*WRITTEN REQUEST*: Without the images, write out the whole listing exactly.

Part of a data file

══════════════════════════════

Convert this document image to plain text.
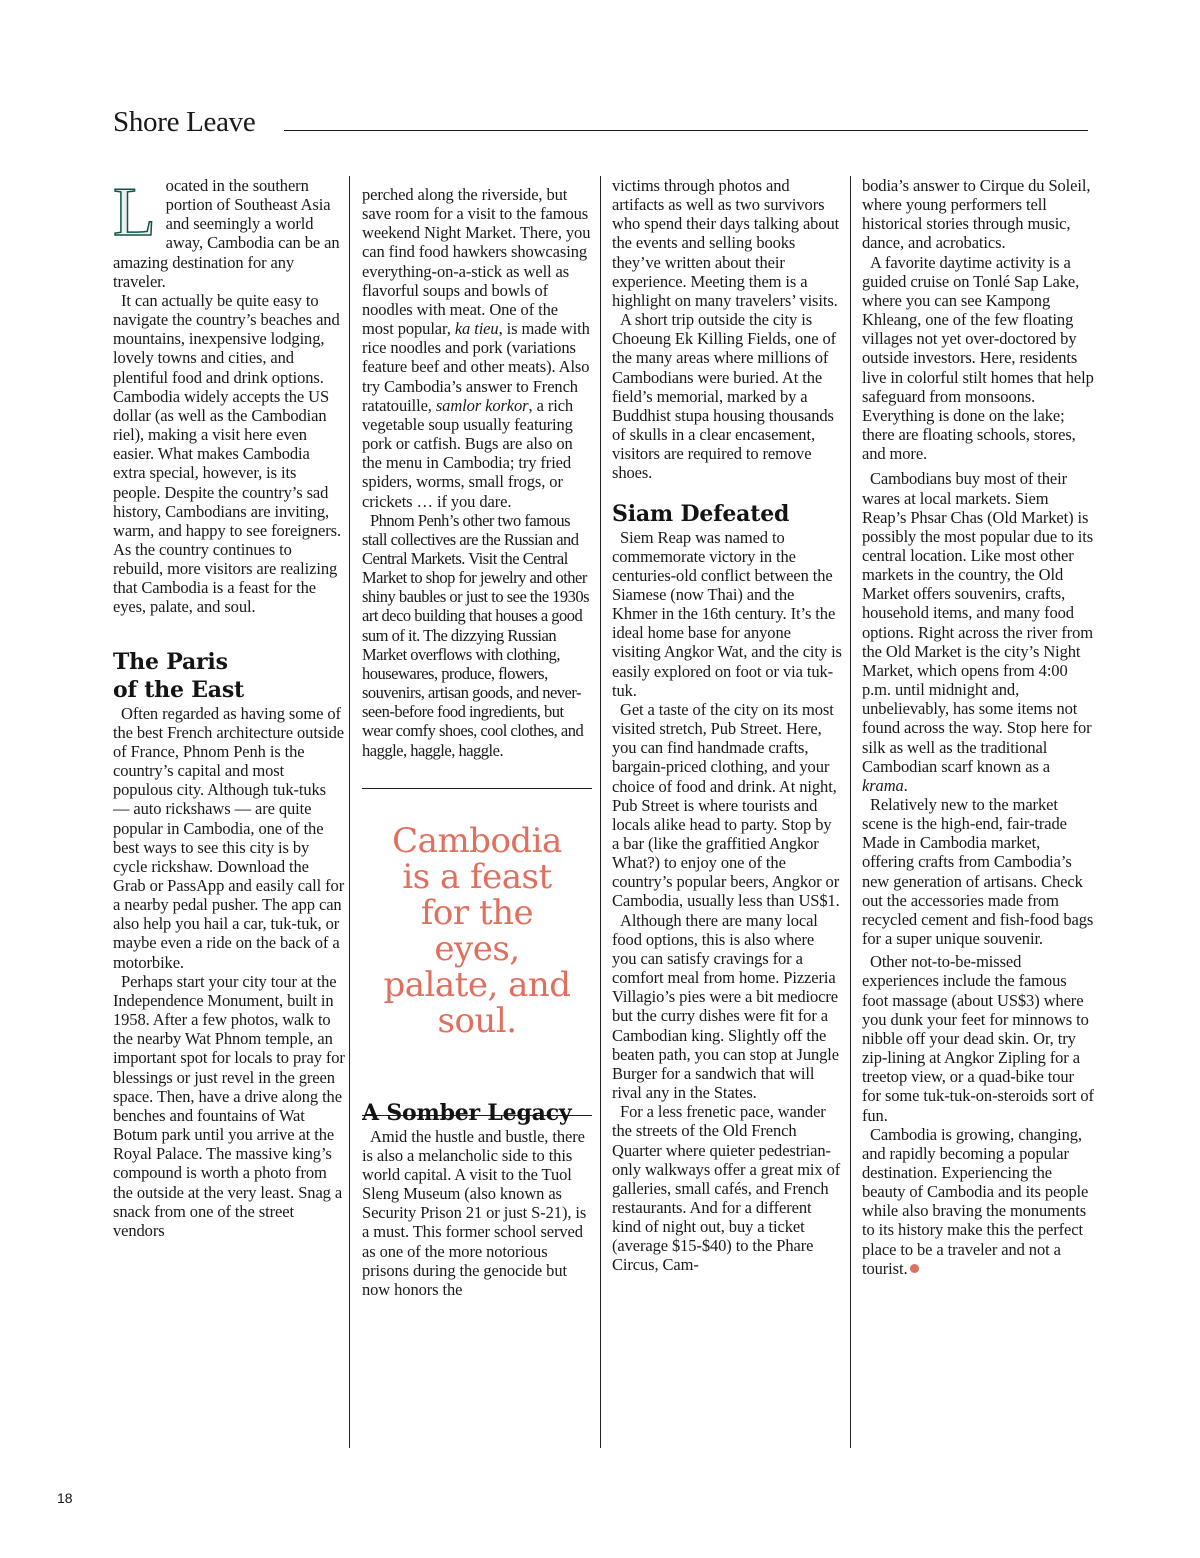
Shore Leave
L ocated in the southern portion of Southeast Asia and seemingly a world away, Cambodia can be an amazing destination for any traveler.

It can actually be quite easy to navigate the country’s beaches and mountains, inexpensive lodging, lovely towns and cities, and plentiful food and drink options. Cambodia widely accepts the US dollar (as well as the Cambodian riel), making a visit here even easier. What makes Cambodia extra special, however, is its people. Despite the country’s sad history, Cambodians are inviting, warm, and happy to see foreigners. As the country continues to rebuild, more visitors are realizing that Cambodia is a feast for the eyes, palate, and soul.

The Paris
of the East

Often regarded as having some of the best French architecture outside of France, Phnom Penh is the country’s capital and most populous city. Although tuk-tuks — auto rickshaws — are quite popular in Cambodia, one of the best ways to see this city is by cycle rickshaw. Download the Grab or PassApp and easily call for a nearby pedal pusher. The app can also help you hail a car, tuk-tuk, or maybe even a ride on the back of a motorbike.

Perhaps start your city tour at the Independence Monument, built in 1958. After a few photos, walk to the nearby Wat Phnom temple, an important spot for locals to pray for blessings or just revel in the green space. Then, have a drive along the benches and fountains of Wat Botum park until you arrive at the Royal Palace. The massive king’s compound is worth a photo from the outside at the very least. Snag a snack from one of the street vendors

perched along the riverside, but save room for a visit to the famous weekend Night Market. There, you can find food hawkers showcasing everything-on-a-stick as well as flavorful soups and bowls of noodles with meat. One of the most popular, ka tieu, is made with rice noodles and pork (variations feature beef and other meats). Also try Cambodia’s answer to French ratatouille, samlor korkor, a rich vegetable soup usually featuring pork or catfish. Bugs are also on the menu in Cambodia; try fried spiders, worms, small frogs, or crickets … if you dare.

Phnom Penh’s other two famous stall collectives are the Russian and Central Markets. Visit the Central Market to shop for jewelry and other shiny baubles or just to see the 1930s art deco building that houses a good sum of it. The dizzying Russian Market overflows with clothing, housewares, produce, flowers, souvenirs, artisan goods, and never-seen-before food ingredients, but wear comfy shoes, cool clothes, and haggle, haggle, haggle.

Cambodia is a feast for the eyes, palate, and soul.
A Somber Legacy

Amid the hustle and bustle, there is also a melancholic side to this world capital. A visit to the Tuol Sleng Museum (also known as Security Prison 21 or just S-21), is a must. This former school served as one of the more notorious prisons during the genocide but now honors the

victims through photos and artifacts as well as two survivors who spend their days talking about the events and selling books they’ve written about their experience. Meeting them is a highlight on many travelers’ visits.

A short trip outside the city is Choeung Ek Killing Fields, one of the many areas where millions of Cambodians were buried. At the field’s memorial, marked by a Buddhist stupa housing thousands of skulls in a clear encasement, visitors are required to remove shoes.

Siam Defeated

Siem Reap was named to commemorate victory in the centuries-old conflict between the Siamese (now Thai) and the Khmer in the 16th century. It’s the ideal home base for anyone visiting Angkor Wat, and the city is easily explored on foot or via tuk-tuk.

Get a taste of the city on its most visited stretch, Pub Street. Here, you can find handmade crafts, bargain-priced clothing, and your choice of food and drink. At night, Pub Street is where tourists and locals alike head to party. Stop by a bar (like the graffitied Angkor What?) to enjoy one of the country’s popular beers, Angkor or Cambodia, usually less than US$1.

Although there are many local food options, this is also where you can satisfy cravings for a comfort meal from home. Pizzeria Villagio’s pies were a bit mediocre but the curry dishes were fit for a Cambodian king. Slightly off the beaten path, you can stop at Jungle Burger for a sandwich that will rival any in the States.

For a less frenetic pace, wander the streets of the Old French Quarter where quieter pedestrian-only walkways offer a great mix of galleries, small cafés, and French restaurants. And for a different kind of night out, buy a ticket (average $15-$40) to the Phare Circus, Cam-

bodia’s answer to Cirque du Soleil, where young performers tell historical stories through music, dance, and acrobatics.

A favorite daytime activity is a guided cruise on Tonlé Sap Lake, where you can see Kampong Khleang, one of the few floating villages not yet over-doctored by outside investors. Here, residents live in colorful stilt homes that help safeguard from monsoons. Everything is done on the lake; there are floating schools, stores, and more.

Cambodians buy most of their wares at local markets. Siem Reap’s Phsar Chas (Old Market) is possibly the most popular due to its central location. Like most other markets in the country, the Old Market offers souvenirs, crafts, household items, and many food options. Right across the river from the Old Market is the city’s Night Market, which opens from 4:00 p.m. until midnight and, unbelievably, has some items not found across the way. Stop here for silk as well as the traditional Cambodian scarf known as a krama.

Relatively new to the market scene is the high-end, fair-trade Made in Cambodia market, offering crafts from Cambodia’s new generation of artisans. Check out the accessories made from recycled cement and fish-food bags for a super unique souvenir.

Other not-to-be-missed experiences include the famous foot massage (about US$3) where you dunk your feet for minnows to nibble off your dead skin. Or, try zip-lining at Angkor Zipling for a treetop view, or a quad-bike tour for some tuk-tuk-on-steroids sort of fun.

Cambodia is growing, changing, and rapidly becoming a popular destination. Experiencing the beauty of Cambodia and its people while also braving the monuments to its history make this the perfect place to be a traveler and not a tourist.

18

══════════════════════════════

*COMPLETED TASK*:
Convert this document image to plain text.
Shore Leave
L ocated in the southern portion of Southeast Asia and seemingly a world away, Cambodia can be an amazing destination for any traveler.

It can actually be quite easy to navigate the country’s beaches and mountains, inexpensive lodging, lovely towns and cities, and plentiful food and drink options. Cambodia widely accepts the US dollar (as well as the Cambodian riel), making a visit here even easier. What makes Cambodia extra special, however, is its people. Despite the country’s sad history, Cambodians are inviting, warm, and happy to see foreigners. As the country continues to rebuild, more visitors are realizing that Cambodia is a feast for the eyes, palate, and soul.

The Paris
of the East

Often regarded as having some of the best French architecture outside of France, Phnom Penh is the country’s capital and most populous city. Although tuk-tuks — auto rickshaws — are quite popular in Cambodia, one of the best ways to see this city is by cycle rickshaw. Download the Grab or PassApp and easily call for a nearby pedal pusher. The app can also help you hail a car, tuk-tuk, or maybe even a ride on the back of a motorbike.

Perhaps start your city tour at the Independence Monument, built in 1958. After a few photos, walk to the nearby Wat Phnom temple, an important spot for locals to pray for blessings or just revel in the green space. Then, have a drive along the benches and fountains of Wat Botum park until you arrive at the Royal Palace. The massive king’s compound is worth a photo from the outside at the very least. Snag a snack from one of the street vendors

perched along the riverside, but save room for a visit to the famous weekend Night Market. There, you can find food hawkers showcasing everything-on-a-stick as well as flavorful soups and bowls of noodles with meat. One of the most popular, ka tieu, is made with rice noodles and pork (variations feature beef and other meats). Also try Cambodia’s answer to French ratatouille, samlor korkor, a rich vegetable soup usually featuring pork or catfish. Bugs are also on the menu in Cambodia; try fried spiders, worms, small frogs, or crickets … if you dare.

Phnom Penh’s other two famous stall collectives are the Russian and Central Markets. Visit the Central Market to shop for jewelry and other shiny baubles or just to see the 1930s art deco building that houses a good sum of it. The dizzying Russian Market overflows with clothing, housewares, produce, flowers, souvenirs, artisan goods, and never-seen-before food ingredients, but wear comfy shoes, cool clothes, and haggle, haggle, haggle.

Cambodia is a feast for the eyes, palate, and soul.
A Somber Legacy

Amid the hustle and bustle, there is also a melancholic side to this world capital. A visit to the Tuol Sleng Museum (also known as Security Prison 21 or just S-21), is a must. This former school served as one of the more notorious prisons during the genocide but now honors the

victims through photos and artifacts as well as two survivors who spend their days talking about the events and selling books they’ve written about their experience. Meeting them is a highlight on many travelers’ visits.

A short trip outside the city is Choeung Ek Killing Fields, one of the many areas where millions of Cambodians were buried. At the field’s memorial, marked by a Buddhist stupa housing thousands of skulls in a clear encasement, visitors are required to remove shoes.

Siam Defeated

Siem Reap was named to commemorate victory in the centuries-old conflict between the Siamese (now Thai) and the Khmer in the 16th century. It’s the ideal home base for anyone visiting Angkor Wat, and the city is easily explored on foot or via tuk-tuk.

Get a taste of the city on its most visited stretch, Pub Street. Here, you can find handmade crafts, bargain-priced clothing, and your choice of food and drink. At night, Pub Street is where tourists and locals alike head to party. Stop by a bar (like the graffitied Angkor What?) to enjoy one of the country’s popular beers, Angkor or Cambodia, usually less than US$1.

Although there are many local food options, this is also where you can satisfy cravings for a comfort meal from home. Pizzeria Villagio’s pies were a bit mediocre but the curry dishes were fit for a Cambodian king. Slightly off the beaten path, you can stop at Jungle Burger for a sandwich that will rival any in the States.

For a less frenetic pace, wander the streets of the Old French Quarter where quieter pedestrian-only walkways offer a great mix of galleries, small cafés, and French restaurants. And for a different kind of night out, buy a ticket (average $15-$40) to the Phare Circus, Cam-

bodia’s answer to Cirque du Soleil, where young performers tell historical stories through music, dance, and acrobatics.

A favorite daytime activity is a guided cruise on Tonlé Sap Lake, where you can see Kampong Khleang, one of the few floating villages not yet over-doctored by outside investors. Here, residents live in colorful stilt homes that help safeguard from monsoons. Everything is done on the lake; there are floating schools, stores, and more.

Cambodians buy most of their wares at local markets. Siem Reap’s Phsar Chas (Old Market) is possibly the most popular due to its central location. Like most other markets in the country, the Old Market offers souvenirs, crafts, household items, and many food options. Right across the river from the Old Market is the city’s Night Market, which opens from 4:00 p.m. until midnight and, unbelievably, has some items not found across the way. Stop here for silk as well as the traditional Cambodian scarf known as a krama.

Relatively new to the market scene is the high-end, fair-trade Made in Cambodia market, offering crafts from Cambodia’s new generation of artisans. Check out the accessories made from recycled cement and fish-food bags for a super unique souvenir.

Other not-to-be-missed experiences include the famous foot massage (about US$3) where you dunk your feet for minnows to nibble off your dead skin. Or, try zip-lining at Angkor Zipling for a treetop view, or a quad-bike tour for some tuk-tuk-on-steroids sort of fun.

Cambodia is growing, changing, and rapidly becoming a popular destination. Experiencing the beauty of Cambodia and its people while also braving the monuments to its history make this the perfect place to be a traveler and not a tourist.

18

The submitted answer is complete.